§ **WORK REQUIRED**:
Read the lines that follow and pick out every one containing the word "letter".

§ **DATA ROWS**:
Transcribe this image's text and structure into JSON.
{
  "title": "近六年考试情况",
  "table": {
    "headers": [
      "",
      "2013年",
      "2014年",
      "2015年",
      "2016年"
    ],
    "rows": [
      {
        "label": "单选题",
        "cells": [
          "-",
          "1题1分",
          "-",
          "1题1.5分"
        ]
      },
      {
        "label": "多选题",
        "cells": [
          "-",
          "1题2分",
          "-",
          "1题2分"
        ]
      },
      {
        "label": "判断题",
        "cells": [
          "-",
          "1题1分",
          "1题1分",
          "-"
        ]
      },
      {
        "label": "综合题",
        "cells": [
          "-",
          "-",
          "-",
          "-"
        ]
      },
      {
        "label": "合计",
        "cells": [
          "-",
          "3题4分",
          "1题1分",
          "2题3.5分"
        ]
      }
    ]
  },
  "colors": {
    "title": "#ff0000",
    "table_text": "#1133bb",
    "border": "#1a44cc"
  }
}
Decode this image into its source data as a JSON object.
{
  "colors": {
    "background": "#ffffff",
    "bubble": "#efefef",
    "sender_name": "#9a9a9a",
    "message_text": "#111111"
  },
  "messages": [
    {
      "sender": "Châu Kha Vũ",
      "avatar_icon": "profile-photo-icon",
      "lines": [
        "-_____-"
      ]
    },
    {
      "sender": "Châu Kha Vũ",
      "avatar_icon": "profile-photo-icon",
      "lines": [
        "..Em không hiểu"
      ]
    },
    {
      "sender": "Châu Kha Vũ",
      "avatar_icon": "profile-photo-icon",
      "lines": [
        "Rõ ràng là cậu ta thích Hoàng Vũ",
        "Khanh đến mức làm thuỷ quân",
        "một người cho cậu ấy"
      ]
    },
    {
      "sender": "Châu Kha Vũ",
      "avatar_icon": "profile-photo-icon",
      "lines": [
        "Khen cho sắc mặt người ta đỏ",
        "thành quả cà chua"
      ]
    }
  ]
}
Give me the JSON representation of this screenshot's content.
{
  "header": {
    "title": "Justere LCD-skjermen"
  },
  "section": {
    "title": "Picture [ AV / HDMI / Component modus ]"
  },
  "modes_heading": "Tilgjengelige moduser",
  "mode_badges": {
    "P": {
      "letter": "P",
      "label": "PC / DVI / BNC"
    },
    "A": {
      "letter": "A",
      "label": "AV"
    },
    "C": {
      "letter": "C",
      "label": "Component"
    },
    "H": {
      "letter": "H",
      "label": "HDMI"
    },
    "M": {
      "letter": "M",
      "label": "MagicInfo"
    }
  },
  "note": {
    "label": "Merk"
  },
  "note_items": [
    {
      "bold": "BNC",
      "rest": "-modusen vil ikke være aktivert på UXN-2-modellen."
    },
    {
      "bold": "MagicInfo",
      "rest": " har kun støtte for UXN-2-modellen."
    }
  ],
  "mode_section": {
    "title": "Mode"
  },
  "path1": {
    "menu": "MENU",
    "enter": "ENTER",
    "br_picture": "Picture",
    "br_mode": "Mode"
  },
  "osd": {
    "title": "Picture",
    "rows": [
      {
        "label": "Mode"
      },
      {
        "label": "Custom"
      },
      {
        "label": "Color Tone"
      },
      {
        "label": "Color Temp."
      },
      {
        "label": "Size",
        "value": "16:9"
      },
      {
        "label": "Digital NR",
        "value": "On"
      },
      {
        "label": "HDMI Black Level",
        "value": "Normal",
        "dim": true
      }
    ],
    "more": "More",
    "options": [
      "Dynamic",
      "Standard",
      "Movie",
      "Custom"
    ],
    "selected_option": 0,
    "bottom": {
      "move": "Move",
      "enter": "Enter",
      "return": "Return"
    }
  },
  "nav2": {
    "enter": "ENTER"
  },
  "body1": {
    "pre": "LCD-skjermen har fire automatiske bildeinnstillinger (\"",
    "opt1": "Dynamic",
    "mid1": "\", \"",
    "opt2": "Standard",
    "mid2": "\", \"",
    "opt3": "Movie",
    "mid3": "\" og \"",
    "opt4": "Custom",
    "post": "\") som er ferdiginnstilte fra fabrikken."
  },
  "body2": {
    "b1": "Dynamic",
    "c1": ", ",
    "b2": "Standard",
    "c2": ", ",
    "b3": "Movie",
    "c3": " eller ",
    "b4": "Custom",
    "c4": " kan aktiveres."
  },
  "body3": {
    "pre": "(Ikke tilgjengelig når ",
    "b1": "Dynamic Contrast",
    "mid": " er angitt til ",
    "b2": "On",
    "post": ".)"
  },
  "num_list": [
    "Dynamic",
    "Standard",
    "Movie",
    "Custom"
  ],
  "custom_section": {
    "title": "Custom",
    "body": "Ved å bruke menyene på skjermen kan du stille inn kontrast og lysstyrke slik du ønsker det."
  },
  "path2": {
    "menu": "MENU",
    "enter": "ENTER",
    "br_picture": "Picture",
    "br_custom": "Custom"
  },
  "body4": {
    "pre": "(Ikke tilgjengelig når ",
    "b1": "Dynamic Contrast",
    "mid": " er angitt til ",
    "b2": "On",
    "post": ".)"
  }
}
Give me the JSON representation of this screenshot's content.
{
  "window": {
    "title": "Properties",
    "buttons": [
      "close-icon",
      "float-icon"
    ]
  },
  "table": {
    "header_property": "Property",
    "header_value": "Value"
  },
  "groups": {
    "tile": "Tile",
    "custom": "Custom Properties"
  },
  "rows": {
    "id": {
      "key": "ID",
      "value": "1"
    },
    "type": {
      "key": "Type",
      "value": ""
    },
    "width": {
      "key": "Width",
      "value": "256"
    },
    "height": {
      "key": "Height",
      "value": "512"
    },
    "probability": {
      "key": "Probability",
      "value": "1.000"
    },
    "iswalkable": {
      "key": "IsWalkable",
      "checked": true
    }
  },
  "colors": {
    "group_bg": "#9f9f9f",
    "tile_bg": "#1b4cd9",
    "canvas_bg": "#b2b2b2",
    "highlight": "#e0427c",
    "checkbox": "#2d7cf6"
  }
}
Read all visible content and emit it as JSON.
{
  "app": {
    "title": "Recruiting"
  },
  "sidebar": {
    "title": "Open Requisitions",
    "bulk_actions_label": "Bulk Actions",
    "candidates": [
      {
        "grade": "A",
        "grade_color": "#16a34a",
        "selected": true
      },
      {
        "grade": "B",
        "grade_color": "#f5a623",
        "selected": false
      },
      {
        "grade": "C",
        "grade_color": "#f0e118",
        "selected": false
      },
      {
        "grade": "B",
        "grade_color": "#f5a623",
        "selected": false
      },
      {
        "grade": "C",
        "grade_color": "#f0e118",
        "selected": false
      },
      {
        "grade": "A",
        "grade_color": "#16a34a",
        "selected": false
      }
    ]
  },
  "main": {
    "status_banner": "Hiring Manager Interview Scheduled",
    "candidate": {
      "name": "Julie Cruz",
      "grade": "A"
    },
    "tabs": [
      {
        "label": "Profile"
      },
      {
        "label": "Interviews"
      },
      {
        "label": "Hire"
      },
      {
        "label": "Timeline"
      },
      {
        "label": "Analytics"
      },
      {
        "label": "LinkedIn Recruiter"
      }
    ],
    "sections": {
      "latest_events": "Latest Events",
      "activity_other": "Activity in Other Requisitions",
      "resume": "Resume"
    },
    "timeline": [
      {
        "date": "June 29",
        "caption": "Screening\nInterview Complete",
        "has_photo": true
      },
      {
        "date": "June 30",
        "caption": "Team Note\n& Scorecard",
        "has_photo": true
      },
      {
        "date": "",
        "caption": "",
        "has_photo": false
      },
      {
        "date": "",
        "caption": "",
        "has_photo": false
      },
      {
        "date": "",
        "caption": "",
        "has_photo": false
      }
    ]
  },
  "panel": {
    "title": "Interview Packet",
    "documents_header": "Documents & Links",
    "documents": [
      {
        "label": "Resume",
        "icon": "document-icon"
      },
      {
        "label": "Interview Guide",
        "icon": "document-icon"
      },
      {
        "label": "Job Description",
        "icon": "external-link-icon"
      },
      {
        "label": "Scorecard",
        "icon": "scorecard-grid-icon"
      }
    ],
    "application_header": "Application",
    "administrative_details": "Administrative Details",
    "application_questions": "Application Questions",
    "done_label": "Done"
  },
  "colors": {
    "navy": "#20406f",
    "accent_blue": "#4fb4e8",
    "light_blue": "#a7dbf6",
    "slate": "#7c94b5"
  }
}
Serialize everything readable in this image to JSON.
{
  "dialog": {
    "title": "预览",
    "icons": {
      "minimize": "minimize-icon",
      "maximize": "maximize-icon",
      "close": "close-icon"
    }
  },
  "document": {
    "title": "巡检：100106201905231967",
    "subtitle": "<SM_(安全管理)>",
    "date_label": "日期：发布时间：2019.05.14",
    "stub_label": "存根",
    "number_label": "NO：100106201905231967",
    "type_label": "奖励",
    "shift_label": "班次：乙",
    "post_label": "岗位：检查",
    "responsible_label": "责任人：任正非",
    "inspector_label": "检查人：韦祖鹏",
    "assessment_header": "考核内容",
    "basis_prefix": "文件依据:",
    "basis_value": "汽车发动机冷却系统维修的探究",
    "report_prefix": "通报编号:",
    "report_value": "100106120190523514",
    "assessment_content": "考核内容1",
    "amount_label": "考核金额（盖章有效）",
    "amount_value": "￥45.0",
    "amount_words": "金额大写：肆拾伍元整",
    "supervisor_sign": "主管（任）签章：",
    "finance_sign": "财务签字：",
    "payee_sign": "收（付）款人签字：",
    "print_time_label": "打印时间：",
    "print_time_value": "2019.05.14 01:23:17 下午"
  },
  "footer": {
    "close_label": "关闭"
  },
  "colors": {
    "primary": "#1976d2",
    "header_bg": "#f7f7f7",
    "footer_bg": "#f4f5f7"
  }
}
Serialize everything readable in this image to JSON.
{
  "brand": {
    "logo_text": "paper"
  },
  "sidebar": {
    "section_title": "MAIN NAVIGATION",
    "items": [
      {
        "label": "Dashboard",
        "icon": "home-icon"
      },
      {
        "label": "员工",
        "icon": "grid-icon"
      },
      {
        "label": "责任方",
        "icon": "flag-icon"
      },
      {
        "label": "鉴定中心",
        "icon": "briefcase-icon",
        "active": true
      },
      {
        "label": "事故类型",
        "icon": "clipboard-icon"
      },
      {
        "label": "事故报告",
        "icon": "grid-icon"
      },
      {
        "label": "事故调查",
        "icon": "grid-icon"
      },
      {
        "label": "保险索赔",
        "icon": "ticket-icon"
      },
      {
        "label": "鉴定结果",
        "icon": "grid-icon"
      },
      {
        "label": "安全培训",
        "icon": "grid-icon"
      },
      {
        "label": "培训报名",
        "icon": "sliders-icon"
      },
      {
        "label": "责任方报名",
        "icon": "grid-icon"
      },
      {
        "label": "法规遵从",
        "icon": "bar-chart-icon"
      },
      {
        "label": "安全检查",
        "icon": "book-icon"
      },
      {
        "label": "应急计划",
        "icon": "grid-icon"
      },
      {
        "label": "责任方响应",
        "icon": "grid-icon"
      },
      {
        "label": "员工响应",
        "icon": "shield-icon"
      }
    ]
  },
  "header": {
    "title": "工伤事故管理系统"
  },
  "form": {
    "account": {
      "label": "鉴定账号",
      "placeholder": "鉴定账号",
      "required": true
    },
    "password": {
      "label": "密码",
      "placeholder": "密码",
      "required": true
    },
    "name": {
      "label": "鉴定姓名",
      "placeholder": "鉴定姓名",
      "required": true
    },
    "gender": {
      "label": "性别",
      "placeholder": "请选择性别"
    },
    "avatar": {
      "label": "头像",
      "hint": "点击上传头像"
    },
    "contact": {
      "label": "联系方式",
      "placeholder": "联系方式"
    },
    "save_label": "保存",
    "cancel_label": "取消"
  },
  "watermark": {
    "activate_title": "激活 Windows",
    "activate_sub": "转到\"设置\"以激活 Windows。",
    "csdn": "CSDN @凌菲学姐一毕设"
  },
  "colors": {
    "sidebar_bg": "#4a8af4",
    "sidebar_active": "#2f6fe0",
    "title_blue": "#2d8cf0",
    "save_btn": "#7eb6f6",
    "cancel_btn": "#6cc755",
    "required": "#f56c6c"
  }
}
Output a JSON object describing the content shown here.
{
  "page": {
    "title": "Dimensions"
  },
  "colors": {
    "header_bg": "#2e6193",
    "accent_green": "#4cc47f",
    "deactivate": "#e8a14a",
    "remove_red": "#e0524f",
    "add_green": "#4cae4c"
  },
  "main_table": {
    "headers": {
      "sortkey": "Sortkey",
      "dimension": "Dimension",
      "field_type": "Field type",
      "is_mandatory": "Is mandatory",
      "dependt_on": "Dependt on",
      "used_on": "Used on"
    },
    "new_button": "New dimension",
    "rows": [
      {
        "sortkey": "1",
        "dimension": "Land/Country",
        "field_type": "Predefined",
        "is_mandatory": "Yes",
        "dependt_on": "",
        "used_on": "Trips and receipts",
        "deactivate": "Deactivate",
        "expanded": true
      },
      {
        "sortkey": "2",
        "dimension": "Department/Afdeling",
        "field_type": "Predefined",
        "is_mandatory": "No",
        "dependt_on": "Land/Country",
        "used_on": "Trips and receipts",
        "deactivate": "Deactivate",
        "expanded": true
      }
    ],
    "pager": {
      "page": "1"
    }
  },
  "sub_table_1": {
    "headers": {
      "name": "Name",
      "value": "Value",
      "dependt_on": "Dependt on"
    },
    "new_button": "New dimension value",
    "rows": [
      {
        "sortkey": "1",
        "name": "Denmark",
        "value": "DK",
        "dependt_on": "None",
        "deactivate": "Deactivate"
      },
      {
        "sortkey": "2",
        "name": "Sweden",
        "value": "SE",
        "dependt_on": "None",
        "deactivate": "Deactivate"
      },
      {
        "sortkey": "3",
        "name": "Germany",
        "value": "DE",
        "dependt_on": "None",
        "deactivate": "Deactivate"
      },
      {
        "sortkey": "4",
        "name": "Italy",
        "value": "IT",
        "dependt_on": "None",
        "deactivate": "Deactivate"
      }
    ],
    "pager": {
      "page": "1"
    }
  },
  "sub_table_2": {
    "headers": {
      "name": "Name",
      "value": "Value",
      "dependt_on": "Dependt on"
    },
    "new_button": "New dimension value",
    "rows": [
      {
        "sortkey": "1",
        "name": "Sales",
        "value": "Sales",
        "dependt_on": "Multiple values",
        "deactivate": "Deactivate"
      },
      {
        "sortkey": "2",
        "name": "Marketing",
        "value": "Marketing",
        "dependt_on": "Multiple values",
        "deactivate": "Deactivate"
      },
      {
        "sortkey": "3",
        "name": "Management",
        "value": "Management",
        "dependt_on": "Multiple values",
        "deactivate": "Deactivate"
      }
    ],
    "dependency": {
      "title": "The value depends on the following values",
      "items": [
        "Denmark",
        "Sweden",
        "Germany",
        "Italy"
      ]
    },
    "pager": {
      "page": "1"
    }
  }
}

§ **RESULT OF THE TASK**:
      "letter": "P",
      "letter": "A",
      "letter": "C",
      "letter": "H",
      "letter": "M",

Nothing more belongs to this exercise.